ENTRIES SUPPLIED:
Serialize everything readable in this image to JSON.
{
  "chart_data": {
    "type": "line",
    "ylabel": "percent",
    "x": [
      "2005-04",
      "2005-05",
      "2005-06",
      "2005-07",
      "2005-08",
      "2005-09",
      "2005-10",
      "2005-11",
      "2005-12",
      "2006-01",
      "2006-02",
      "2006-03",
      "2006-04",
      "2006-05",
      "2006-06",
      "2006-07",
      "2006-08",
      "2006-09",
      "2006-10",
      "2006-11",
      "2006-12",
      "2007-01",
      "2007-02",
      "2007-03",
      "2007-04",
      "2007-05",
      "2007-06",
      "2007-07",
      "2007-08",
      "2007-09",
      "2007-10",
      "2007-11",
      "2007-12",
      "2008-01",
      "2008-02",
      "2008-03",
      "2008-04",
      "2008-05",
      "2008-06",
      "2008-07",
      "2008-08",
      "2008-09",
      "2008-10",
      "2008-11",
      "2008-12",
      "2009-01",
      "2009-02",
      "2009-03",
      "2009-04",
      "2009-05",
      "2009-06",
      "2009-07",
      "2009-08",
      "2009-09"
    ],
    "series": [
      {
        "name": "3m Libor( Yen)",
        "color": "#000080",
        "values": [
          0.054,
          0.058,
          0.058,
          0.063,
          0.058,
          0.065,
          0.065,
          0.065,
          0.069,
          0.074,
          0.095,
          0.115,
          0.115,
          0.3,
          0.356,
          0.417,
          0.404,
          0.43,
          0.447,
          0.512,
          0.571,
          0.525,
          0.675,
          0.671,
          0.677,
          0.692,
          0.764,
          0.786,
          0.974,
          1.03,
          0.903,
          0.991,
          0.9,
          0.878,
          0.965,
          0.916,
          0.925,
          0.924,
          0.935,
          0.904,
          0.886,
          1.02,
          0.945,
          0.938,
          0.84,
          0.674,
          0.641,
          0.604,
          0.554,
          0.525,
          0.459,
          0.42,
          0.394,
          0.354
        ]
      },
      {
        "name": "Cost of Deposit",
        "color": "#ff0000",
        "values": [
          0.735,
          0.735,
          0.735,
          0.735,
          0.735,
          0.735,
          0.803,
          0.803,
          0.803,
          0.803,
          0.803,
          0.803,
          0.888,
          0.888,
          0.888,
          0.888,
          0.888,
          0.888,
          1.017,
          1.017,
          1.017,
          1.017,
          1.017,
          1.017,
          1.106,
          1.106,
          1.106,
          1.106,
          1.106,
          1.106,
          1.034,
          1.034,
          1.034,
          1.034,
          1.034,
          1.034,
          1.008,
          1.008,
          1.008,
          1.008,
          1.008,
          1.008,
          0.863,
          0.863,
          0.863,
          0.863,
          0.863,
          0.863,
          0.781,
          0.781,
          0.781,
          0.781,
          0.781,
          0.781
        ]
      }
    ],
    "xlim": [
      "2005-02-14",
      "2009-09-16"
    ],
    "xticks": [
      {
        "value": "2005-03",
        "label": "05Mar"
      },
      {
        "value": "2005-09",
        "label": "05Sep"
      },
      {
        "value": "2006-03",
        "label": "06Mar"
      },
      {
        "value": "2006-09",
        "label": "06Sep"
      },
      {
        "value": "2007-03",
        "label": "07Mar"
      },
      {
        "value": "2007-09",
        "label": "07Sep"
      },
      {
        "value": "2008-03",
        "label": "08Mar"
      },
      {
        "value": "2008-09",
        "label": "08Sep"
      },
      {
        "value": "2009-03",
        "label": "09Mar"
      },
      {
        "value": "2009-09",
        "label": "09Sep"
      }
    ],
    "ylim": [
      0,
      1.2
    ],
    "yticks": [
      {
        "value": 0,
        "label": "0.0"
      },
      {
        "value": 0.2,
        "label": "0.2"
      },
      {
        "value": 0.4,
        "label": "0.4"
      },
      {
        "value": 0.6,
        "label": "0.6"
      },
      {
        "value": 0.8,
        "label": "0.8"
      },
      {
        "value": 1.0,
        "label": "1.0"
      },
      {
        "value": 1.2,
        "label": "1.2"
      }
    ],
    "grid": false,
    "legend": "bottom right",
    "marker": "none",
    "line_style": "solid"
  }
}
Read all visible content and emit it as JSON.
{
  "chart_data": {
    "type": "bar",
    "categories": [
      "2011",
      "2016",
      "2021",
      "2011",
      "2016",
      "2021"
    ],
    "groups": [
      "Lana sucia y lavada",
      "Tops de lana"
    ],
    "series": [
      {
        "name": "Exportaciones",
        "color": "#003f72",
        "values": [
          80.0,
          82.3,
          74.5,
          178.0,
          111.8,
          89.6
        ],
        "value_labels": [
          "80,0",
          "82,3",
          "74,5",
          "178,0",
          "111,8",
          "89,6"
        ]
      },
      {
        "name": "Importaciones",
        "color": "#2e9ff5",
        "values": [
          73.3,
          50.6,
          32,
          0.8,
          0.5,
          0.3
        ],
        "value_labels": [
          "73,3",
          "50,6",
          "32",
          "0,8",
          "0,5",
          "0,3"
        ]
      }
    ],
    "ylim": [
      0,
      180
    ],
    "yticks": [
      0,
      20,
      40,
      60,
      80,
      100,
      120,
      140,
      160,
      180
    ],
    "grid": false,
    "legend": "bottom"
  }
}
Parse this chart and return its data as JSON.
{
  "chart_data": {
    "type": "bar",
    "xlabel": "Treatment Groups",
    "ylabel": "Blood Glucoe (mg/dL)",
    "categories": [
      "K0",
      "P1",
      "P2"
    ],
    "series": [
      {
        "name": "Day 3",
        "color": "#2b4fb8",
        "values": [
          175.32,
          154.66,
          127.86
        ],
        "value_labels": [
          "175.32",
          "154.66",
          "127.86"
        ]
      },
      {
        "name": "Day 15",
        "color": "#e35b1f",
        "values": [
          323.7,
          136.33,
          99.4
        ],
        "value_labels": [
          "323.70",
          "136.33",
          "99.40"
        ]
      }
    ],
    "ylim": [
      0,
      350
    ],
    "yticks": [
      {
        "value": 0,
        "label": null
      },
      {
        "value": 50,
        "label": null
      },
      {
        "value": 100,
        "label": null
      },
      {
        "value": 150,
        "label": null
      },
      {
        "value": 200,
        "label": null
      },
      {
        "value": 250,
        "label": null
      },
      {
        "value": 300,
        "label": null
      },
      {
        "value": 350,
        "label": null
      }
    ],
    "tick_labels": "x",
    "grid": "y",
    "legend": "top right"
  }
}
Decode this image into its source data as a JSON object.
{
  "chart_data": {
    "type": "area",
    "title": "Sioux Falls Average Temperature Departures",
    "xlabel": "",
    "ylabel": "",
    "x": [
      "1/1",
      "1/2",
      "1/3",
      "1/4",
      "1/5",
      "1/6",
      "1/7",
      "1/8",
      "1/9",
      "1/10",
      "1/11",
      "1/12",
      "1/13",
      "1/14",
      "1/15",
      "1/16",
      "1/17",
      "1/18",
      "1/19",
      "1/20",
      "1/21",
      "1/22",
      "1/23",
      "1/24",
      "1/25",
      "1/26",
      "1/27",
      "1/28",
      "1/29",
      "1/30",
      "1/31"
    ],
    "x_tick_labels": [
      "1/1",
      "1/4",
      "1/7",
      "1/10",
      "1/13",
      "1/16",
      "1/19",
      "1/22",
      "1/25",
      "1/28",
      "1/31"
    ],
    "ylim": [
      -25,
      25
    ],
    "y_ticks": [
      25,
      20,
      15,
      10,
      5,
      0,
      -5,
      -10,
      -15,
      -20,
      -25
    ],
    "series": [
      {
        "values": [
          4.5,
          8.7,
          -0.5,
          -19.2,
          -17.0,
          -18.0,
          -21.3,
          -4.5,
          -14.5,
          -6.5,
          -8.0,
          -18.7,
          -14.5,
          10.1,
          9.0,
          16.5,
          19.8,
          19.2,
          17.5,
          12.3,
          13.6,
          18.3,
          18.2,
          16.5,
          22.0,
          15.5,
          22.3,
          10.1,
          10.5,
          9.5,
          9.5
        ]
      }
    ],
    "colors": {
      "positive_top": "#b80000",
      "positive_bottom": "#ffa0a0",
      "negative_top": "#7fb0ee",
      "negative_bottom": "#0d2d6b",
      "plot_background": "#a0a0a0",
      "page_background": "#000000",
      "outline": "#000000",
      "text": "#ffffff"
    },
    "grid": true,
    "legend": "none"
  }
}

JOB:
Copy each line of the records that contains the word "JSON".

RESULT OF THIS TASK:
Serialize everything readable in this image to JSON.
Read all visible content and emit it as JSON.
Parse this chart and return its data as JSON.
Decode this image into its source data as a JSON object.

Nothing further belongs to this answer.